(Items)
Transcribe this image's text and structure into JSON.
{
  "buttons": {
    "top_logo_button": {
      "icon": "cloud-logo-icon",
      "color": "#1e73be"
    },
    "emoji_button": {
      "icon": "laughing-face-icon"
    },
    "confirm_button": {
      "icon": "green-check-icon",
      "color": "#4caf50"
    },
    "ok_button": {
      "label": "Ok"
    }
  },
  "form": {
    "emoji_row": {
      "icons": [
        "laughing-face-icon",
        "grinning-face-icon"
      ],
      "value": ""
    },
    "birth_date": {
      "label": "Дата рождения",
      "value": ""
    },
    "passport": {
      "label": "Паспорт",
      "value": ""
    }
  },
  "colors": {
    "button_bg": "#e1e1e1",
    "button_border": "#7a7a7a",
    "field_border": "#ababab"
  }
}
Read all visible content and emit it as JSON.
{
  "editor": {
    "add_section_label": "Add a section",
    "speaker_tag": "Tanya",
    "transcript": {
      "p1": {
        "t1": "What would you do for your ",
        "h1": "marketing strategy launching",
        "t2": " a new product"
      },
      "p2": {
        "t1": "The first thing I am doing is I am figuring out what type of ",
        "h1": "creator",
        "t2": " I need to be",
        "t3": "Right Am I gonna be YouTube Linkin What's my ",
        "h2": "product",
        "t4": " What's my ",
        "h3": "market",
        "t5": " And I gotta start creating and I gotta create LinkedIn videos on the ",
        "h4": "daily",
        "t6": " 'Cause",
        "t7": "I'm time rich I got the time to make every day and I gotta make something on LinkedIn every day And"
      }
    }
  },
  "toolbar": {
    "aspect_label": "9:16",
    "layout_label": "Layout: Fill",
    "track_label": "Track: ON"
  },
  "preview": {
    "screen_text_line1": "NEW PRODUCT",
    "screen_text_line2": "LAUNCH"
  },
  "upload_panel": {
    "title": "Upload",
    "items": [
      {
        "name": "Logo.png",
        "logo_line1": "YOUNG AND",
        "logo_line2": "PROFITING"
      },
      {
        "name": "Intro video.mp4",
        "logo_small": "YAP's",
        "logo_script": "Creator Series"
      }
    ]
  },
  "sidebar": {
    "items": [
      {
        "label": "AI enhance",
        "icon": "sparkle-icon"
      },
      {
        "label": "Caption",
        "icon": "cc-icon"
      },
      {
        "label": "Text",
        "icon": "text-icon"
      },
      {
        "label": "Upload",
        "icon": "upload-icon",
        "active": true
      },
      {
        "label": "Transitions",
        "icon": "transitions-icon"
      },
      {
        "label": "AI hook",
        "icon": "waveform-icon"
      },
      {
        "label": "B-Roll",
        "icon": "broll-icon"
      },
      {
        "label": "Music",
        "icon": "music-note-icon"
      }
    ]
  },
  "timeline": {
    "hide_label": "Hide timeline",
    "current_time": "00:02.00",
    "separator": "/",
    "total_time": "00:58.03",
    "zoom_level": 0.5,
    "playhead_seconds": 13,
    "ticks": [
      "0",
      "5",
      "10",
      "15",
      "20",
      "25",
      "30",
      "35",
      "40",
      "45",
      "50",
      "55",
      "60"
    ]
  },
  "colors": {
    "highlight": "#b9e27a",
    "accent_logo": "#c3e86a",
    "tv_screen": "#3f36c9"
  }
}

(Requirements) Show the lines of the records that include the string "JSON".

(Output for this task)
Transcribe this image's text and structure into JSON.
Read all visible content and emit it as JSON.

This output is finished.